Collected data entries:
------

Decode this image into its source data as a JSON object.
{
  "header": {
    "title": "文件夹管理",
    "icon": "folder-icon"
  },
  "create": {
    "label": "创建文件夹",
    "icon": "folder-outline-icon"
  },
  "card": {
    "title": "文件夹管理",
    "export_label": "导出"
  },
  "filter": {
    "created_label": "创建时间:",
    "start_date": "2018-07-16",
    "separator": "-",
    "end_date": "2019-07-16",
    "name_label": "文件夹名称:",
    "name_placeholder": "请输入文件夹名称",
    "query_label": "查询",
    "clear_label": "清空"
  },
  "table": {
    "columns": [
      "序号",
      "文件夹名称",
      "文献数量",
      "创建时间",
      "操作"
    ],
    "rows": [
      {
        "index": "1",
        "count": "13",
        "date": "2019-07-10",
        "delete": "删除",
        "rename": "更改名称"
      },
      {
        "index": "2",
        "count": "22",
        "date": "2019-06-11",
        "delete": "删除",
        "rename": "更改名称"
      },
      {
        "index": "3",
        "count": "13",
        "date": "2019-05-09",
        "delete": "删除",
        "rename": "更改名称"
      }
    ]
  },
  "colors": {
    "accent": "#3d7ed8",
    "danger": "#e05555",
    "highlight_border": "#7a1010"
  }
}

------

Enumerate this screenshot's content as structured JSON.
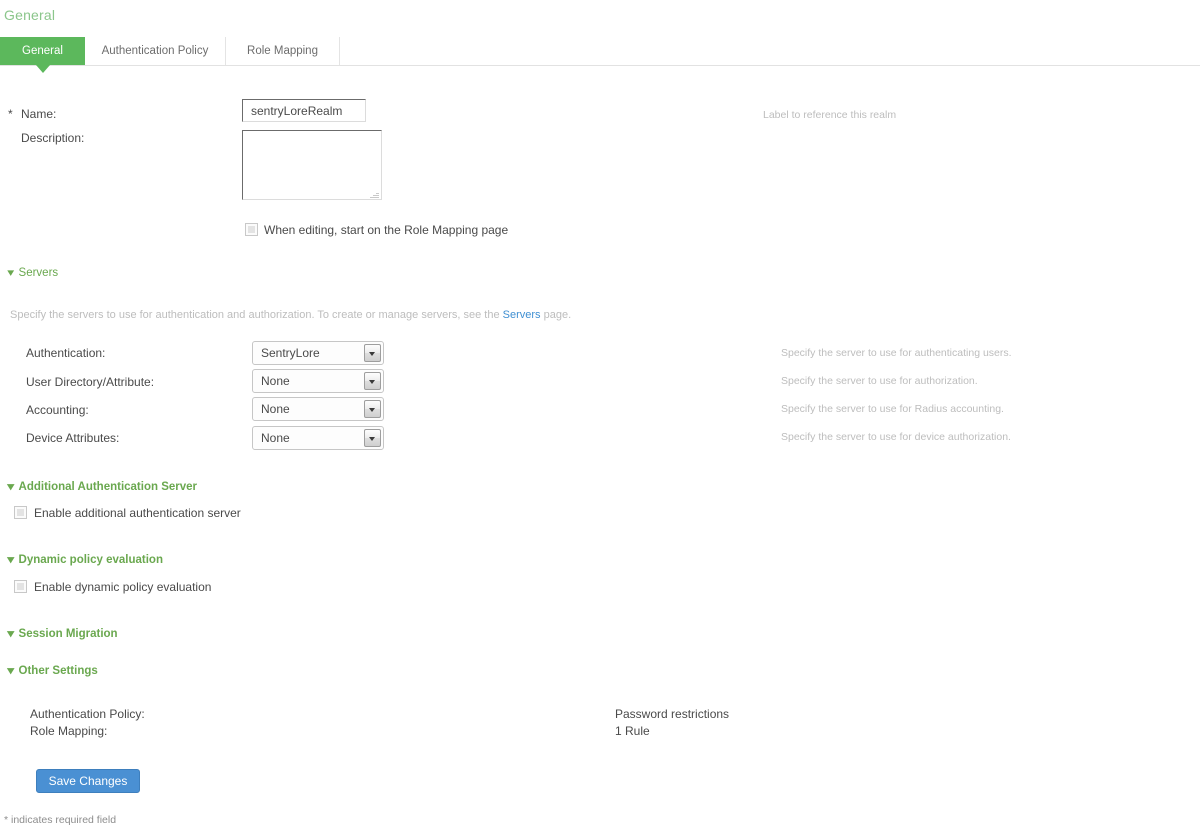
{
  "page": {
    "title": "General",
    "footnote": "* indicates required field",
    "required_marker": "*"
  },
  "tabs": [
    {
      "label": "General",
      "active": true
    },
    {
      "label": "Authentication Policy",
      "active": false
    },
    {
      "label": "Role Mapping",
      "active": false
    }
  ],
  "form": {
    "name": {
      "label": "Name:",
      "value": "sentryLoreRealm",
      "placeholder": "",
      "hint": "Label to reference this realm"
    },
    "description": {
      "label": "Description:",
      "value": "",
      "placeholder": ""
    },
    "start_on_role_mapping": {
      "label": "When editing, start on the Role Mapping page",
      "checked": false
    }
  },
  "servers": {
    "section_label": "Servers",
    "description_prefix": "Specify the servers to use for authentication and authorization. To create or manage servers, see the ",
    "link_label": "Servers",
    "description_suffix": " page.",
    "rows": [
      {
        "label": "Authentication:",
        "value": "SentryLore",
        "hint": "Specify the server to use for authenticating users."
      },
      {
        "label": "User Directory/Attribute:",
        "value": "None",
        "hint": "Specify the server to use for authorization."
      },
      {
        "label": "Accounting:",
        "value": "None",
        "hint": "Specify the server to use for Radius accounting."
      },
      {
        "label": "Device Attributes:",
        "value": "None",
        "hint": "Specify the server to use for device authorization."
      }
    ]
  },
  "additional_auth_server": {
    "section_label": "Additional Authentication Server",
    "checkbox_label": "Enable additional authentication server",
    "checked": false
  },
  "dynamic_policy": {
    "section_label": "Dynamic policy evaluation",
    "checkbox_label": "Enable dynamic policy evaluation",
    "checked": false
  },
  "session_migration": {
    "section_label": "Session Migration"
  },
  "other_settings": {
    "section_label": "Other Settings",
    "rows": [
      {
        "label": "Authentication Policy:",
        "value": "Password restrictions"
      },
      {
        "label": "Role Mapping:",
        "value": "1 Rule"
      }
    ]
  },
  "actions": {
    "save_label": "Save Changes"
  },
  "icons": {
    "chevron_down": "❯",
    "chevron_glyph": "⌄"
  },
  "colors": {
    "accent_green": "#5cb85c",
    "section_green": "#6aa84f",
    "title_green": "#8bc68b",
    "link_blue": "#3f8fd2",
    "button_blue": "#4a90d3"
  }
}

------

▸ Directive
Which lines above hold the word "JSON"? Copy each of them.

▸ Reply to the exercise
Decode this image into its source data as a JSON object.
Enumerate this screenshot's content as structured JSON.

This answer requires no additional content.